*The request*:
Each line that holds the word "Copyright" counts once; give the total for the records below and nothing else.

%%

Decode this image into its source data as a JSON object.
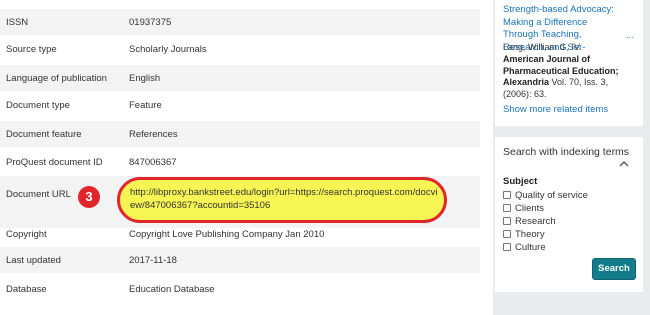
{
  "details": {
    "rows": [
      {
        "label": "ISSN",
        "value": "01937375"
      },
      {
        "label": "Source type",
        "value": "Scholarly Journals"
      },
      {
        "label": "Language of publication",
        "value": "English"
      },
      {
        "label": "Document type",
        "value": "Feature"
      },
      {
        "label": "Document feature",
        "value": "References"
      },
      {
        "label": "ProQuest document ID",
        "value": "847006367"
      },
      {
        "label": "Document URL",
        "value": "http://libproxy.bankstreet.edu/login?url=https://search.proquest.com/docview/847006367?accountid=35106"
      },
      {
        "label": "Copyright",
        "value": "Copyright Love Publishing Company Jan 2010"
      },
      {
        "label": "Last updated",
        "value": "2017-11-18"
      },
      {
        "label": "Database",
        "value": "Education Database"
      }
    ],
    "callout_number": "3",
    "colors": {
      "highlight": "#f7f553",
      "callout_red": "#e0262b"
    }
  },
  "related": {
    "title": "Strength-based Advocacy: Making a Difference Through Teaching, Research, and Ser-",
    "more": "...",
    "author": "Lang, William G, IV.",
    "journal": "American Journal of Pharmaceutical Education; Alexandria",
    "citation": " Vol. 70, Iss. 3, (2006): 63.",
    "show_more": "Show more related items"
  },
  "indexing": {
    "title": "Search with indexing terms",
    "subject_label": "Subject",
    "terms": [
      "Quality of service",
      "Clients",
      "Research",
      "Theory",
      "Culture"
    ],
    "search_button": "Search",
    "colors": {
      "button": "#127c8a",
      "link": "#1a73b8"
    }
  }
}
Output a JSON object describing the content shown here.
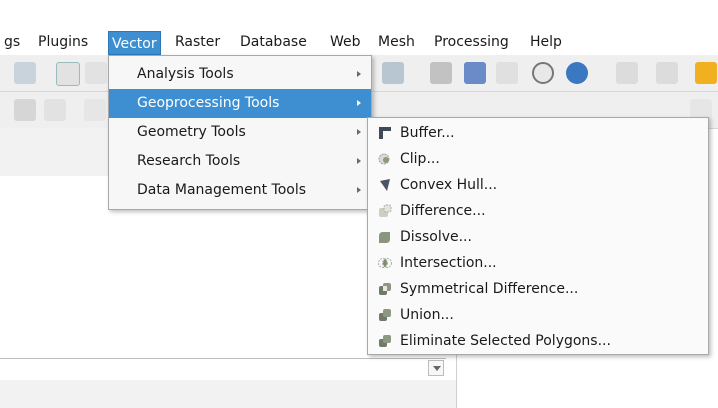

%%

*Task solution*:
2